# The task
Pick out every line in the data below that holds "color".

Figure record extracts:
***

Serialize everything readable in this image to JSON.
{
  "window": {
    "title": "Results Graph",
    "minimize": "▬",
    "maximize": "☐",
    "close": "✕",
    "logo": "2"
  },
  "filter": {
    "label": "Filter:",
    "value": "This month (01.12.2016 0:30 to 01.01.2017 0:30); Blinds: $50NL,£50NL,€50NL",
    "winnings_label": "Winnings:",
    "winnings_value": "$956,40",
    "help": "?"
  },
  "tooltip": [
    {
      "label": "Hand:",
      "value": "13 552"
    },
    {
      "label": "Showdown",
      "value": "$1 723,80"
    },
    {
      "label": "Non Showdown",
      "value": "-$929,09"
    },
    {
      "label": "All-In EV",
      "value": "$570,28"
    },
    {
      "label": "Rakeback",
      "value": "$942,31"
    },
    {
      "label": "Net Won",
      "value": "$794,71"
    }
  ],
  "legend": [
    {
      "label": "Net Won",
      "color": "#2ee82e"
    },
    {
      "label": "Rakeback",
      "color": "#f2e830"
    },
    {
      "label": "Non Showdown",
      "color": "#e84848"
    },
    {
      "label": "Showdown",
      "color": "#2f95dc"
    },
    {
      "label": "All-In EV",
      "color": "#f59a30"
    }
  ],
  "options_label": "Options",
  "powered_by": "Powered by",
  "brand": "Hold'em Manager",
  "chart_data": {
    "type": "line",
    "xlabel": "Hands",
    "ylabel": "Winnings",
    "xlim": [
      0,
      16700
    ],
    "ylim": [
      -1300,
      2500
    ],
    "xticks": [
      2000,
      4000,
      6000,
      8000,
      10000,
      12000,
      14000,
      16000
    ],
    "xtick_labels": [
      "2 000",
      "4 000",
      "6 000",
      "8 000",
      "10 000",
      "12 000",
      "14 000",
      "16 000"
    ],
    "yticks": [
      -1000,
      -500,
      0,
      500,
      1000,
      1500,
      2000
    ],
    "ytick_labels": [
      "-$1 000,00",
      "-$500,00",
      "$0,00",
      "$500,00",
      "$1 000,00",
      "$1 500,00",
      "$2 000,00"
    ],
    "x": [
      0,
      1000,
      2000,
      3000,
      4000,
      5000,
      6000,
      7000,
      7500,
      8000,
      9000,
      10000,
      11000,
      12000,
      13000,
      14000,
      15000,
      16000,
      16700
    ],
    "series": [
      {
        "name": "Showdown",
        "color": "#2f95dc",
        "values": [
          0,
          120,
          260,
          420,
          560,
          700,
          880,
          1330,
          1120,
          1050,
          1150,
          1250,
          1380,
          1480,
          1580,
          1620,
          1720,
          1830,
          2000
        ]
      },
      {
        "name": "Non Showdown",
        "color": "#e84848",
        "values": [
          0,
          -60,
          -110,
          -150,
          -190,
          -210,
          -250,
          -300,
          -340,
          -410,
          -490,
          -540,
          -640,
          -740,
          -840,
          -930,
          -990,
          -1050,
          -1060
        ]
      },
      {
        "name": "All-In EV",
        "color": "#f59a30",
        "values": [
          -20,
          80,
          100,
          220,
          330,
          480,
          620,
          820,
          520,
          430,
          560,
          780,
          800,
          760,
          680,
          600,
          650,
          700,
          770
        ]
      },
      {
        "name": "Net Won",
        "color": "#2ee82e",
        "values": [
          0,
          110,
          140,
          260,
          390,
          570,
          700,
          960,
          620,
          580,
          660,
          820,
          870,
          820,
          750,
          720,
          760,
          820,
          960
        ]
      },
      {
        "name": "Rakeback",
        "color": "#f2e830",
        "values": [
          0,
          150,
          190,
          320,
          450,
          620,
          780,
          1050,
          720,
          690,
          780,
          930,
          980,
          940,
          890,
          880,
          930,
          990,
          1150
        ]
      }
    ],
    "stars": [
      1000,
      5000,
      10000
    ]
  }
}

***

# Solution to this problem
      "color": "#2ee82e"
      "color": "#f2e830"
      "color": "#e84848"
      "color": "#2f95dc"
      "color": "#f59a30"
        "color": "#2f95dc",
        "color": "#e84848",
        "color": "#f59a30",
        "color": "#2ee82e",
        "color": "#f2e830",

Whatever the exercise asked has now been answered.